# start of Page text

Wouldn’t the employees also work in different locations, and then in different departments, shifts, etc. and that is perhaps also were a genserver boundary starts to make sense…

I like this talk as a good introduction to context mapping/DDD etc.

Matt · June 21, 2018, 2:52pm

It’s just an example, to ask about processed. Persistence isn’t in question. But I know what you’re saying.

Matt · June 21, 2018, 2:55pm

My question is just about processes only. Not concerned about persistence, nor Phoenix— the application isn’t even real just curious to hear about people’s opinion about structuring processes.

Matt · June 21, 2018, 3:10pm

Perhaps I didn’t form my question correctly. This application isn’t real, my focus isn’t the interface, nor disk bases persistence. I’m not even saying such an application is practical. Just structuring an application with processes — a pure Elixir OTP application using gen servers. The persistence in my example are gen servers is all.

Is it really a misconception to structure an app with processes when you need state? Is that not the whole idea of thinking in processes?

I think you’re right, there’s pretty much no standard it’s all up in the air as to how you want to do it.

idi527 · June 21, 2018, 3:20pm

ETS tables are stored in memory, so I didn’t suggest it for persistence – I suggested it because having a single “source of truth” for state is simpler (at least in my experience) to manage than if it is distributed over multiple processes.

Plus :ets has many other helpful functions for iterating over the data which you’d probably have to reimplement yourself if you go with bare genservers.

ericmj · June 21, 2018, 3:22pm

Yes, that’s the misconception. You should start by structuring your application using modules and then add processes where they are actually needed to solve your business problems.

Matt · June 21, 2018, 3:23pm

Yes, I get it. Thank you for your suggestion. What I’m really after and it’s hard to get answers like this because we are all speed readers is I’m just curious about people’s opinion structuring an all gen_server application, essentially. One process for each element, one process holding a list of elements, etc.

Matt · June 21, 2018, 3:33pm

Yes, ets is awesome. I use it, and mnesia. I don’t know why people hate on mnesia so much. Again, my question isn’t about easy — just: if you were limited to just gens how would you structure this app. Maybe that’s how I should have asked the question

idi527 · June 21, 2018, 4:16pm

Have you read Designing for Scalability with Erlang/OTP: Implement Robust, Fault-Tolerant Systems by any chance? IIRC, in the very first chapters they suggest hiding the implementation details behind a functional interface. And for me what you are describing in OP are implementation details.

So a functional interface is where I’d start. After that I’d begin to add processes as needed. I’d probably not go “all in” with them and introduce one genserver to manage all users, another – to manage all schedules, etc.

Once they become a bottleneck, I’d switch to ets. Once a single ets table for a resource (users, schedules, etc) becomes a bottleneck, I’d start sharding the data among cpu cores (one ets table per cpu).

But the functional interface wouldn’t change. Sure, you can implement everything as a process behind this interface, but what’s the point? It would only increase complexity.

ericmj · June 21, 2018, 4:23pm

This is impossible to answer. If we take your employees as an example, using one process per employee is likely wrong because it’s hard to argue why you should have one process per employee instead of a single process holding a list of employees. You also want to store schedules, should they be stored separately from employees? Possibly, but what would you gain from that?

# end of Page text
# start of Supplied data

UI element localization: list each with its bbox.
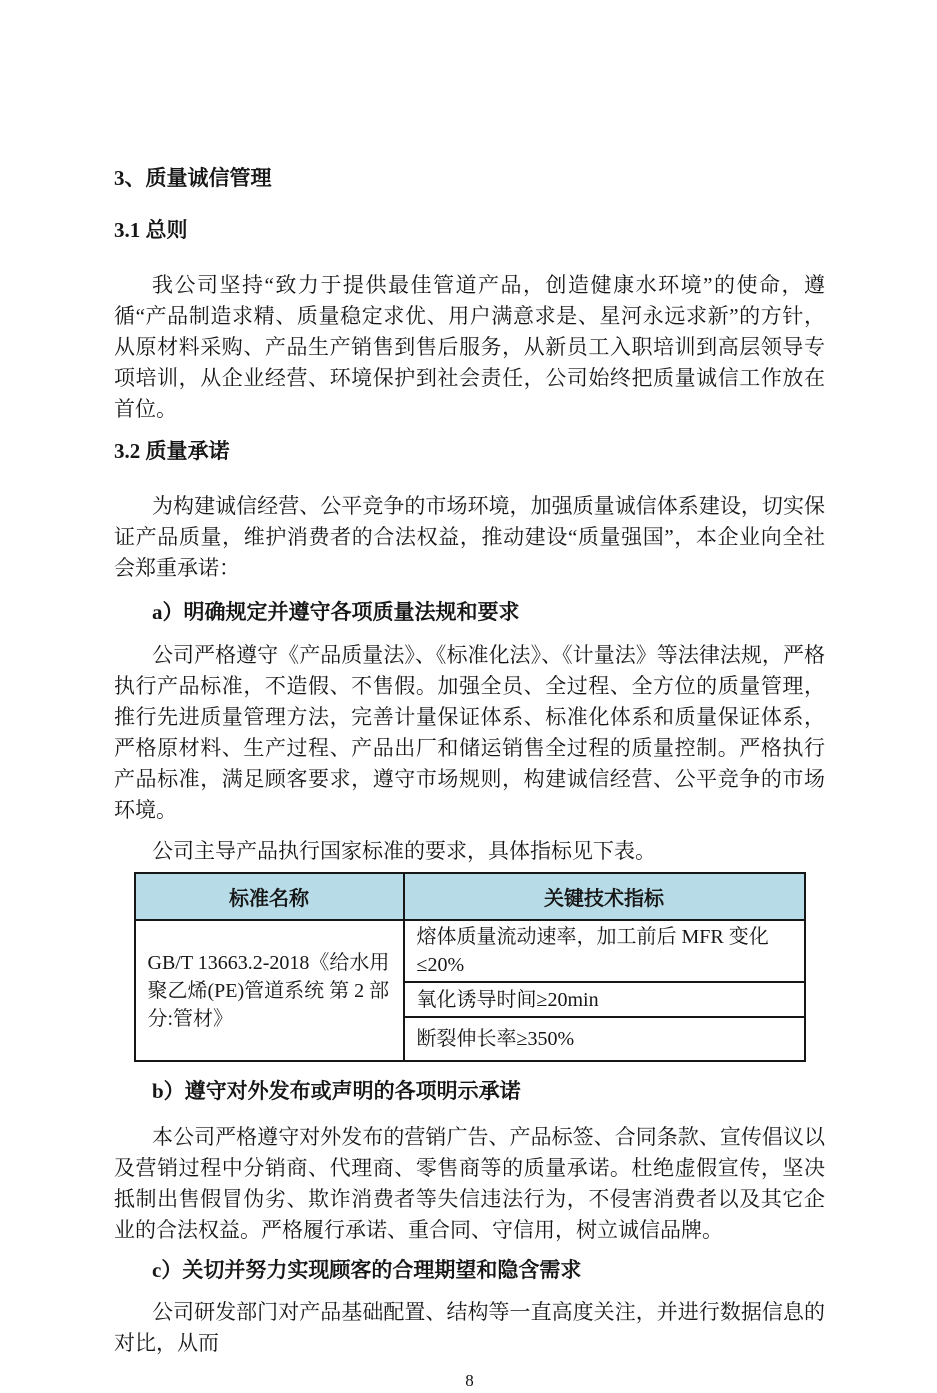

# end of Supplied data

**Instructions for the task**
Extend the forum discussion on structuring an Elixir OTP application with GenServer processes, picking up after its final sentence.

**Solved problem**
Eventually you can consider storing the whole database in one process. What are the benefits and downsides of this? One benefit is less complexity, one process is simpler than multiple, another is that you can more easily implement transactions because you don’t need synchronization between multiple process.

One downside can be seen as an code organization, all your database would be in one location, but this is the misconception. Code is organized with modules, so you can have multiple modules for one process. Another downside can be scalability, you may want to shard your database to multiple process so you can use all your cores. This is when you should start considering using multiple process.

So to summarize, it is hard to answer this question because you are asking how to structure an application using processes when we are saying that you shouldn’t. I would suggest that you start writing the application without processes or with a single process and then when you hit a road block that you think processes will solve come back and ask a question that is specific to your problem and less abstract and hypothetical.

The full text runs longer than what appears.